:: Your task ::
Retype every entry word for word.
--- START Data entries ---
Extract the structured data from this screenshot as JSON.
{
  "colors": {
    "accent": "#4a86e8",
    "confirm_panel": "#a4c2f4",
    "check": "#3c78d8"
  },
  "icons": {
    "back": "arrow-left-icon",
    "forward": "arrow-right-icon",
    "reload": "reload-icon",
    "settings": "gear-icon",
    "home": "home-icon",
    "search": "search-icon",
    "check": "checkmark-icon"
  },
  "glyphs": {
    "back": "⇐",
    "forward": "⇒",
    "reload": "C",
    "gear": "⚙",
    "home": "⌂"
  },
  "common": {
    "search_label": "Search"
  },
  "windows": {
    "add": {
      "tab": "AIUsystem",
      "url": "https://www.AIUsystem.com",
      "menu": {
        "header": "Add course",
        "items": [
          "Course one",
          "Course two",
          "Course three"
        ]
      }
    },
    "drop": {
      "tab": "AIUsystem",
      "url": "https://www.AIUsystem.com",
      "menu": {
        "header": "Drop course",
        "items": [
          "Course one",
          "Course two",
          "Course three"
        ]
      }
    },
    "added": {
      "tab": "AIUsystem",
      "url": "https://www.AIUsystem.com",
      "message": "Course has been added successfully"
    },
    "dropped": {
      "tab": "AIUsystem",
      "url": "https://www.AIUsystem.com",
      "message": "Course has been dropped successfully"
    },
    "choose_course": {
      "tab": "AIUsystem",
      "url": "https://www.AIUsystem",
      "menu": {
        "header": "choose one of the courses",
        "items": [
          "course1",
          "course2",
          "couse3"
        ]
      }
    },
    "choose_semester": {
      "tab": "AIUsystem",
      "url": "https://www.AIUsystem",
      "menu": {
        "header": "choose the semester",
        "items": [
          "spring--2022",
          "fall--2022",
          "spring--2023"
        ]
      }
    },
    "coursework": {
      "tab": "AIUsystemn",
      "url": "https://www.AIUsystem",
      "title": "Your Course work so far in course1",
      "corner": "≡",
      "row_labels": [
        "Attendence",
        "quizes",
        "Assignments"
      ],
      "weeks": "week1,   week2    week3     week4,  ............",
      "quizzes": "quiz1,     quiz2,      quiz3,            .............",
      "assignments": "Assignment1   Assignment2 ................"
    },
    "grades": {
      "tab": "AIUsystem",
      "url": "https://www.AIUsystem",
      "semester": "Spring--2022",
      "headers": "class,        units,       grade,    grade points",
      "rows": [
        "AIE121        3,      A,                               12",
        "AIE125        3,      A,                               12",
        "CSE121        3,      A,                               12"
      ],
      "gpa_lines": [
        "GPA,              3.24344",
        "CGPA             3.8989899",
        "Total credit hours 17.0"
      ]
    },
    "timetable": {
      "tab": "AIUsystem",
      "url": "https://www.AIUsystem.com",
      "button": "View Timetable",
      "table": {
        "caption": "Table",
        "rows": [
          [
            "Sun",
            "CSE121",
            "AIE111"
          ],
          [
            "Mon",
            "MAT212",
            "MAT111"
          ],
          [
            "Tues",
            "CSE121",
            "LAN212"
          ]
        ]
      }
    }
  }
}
--- END Data entries ---
:: Completed task ::
Extract the structured data from this screenshot as JSON.
{
  "colors": {
    "accent": "#4a86e8",
    "confirm_panel": "#a4c2f4",
    "check": "#3c78d8"
  },
  "icons": {
    "back": "arrow-left-icon",
    "forward": "arrow-right-icon",
    "reload": "reload-icon",
    "settings": "gear-icon",
    "home": "home-icon",
    "search": "search-icon",
    "check": "checkmark-icon"
  },
  "glyphs": {
    "back": "⇐",
    "forward": "⇒",
    "reload": "C",
    "gear": "⚙",
    "home": "⌂"
  },
  "common": {
    "search_label": "Search"
  },
  "windows": {
    "add": {
      "tab": "AIUsystem",
      "url": "https://www.AIUsystem.com",
      "menu": {
        "header": "Add course",
        "items": [
          "Course one",
          "Course two",
          "Course three"
        ]
      }
    },
    "drop": {
      "tab": "AIUsystem",
      "url": "https://www.AIUsystem.com",
      "menu": {
        "header": "Drop course",
        "items": [
          "Course one",
          "Course two",
          "Course three"
        ]
      }
    },
    "added": {
      "tab": "AIUsystem",
      "url": "https://www.AIUsystem.com",
      "message": "Course has been added successfully"
    },
    "dropped": {
      "tab": "AIUsystem",
      "url": "https://www.AIUsystem.com",
      "message": "Course has been dropped successfully"
    },
    "choose_course": {
      "tab": "AIUsystem",
      "url": "https://www.AIUsystem",
      "menu": {
        "header": "choose one of the courses",
        "items": [
          "course1",
          "course2",
          "couse3"
        ]
      }
    },
    "choose_semester": {
      "tab": "AIUsystem",
      "url": "https://www.AIUsystem",
      "menu": {
        "header": "choose the semester",
        "items": [
          "spring--2022",
          "fall--2022",
          "spring--2023"
        ]
      }
    },
    "coursework": {
      "tab": "AIUsystemn",
      "url": "https://www.AIUsystem",
      "title": "Your Course work so far in course1",
      "corner": "≡",
      "row_labels": [
        "Attendence",
        "quizes",
        "Assignments"
      ],
      "weeks": "week1,   week2    week3     week4,  ............",
      "quizzes": "quiz1,     quiz2,      quiz3,            .............",
      "assignments": "Assignment1   Assignment2 ................"
    },
    "grades": {
      "tab": "AIUsystem",
      "url": "https://www.AIUsystem",
      "semester": "Spring--2022",
      "headers": "class,        units,       grade,    grade points",
      "rows": [
        "AIE121        3,      A,                               12",
        "AIE125        3,      A,                               12",
        "CSE121        3,      A,                               12"
      ],
      "gpa_lines": [
        "GPA,              3.24344",
        "CGPA             3.8989899",
        "Total credit hours 17.0"
      ]
    },
    "timetable": {
      "tab": "AIUsystem",
      "url": "https://www.AIUsystem.com",
      "button": "View Timetable",
      "table": {
        "caption": "Table",
        "rows": [
          [
            "Sun",
            "CSE121",
            "AIE111"
          ],
          [
            "Mon",
            "MAT212",
            "MAT111"
          ],
          [
            "Tues",
            "CSE121",
            "LAN212"
          ]
        ]
      }
    }
  }
}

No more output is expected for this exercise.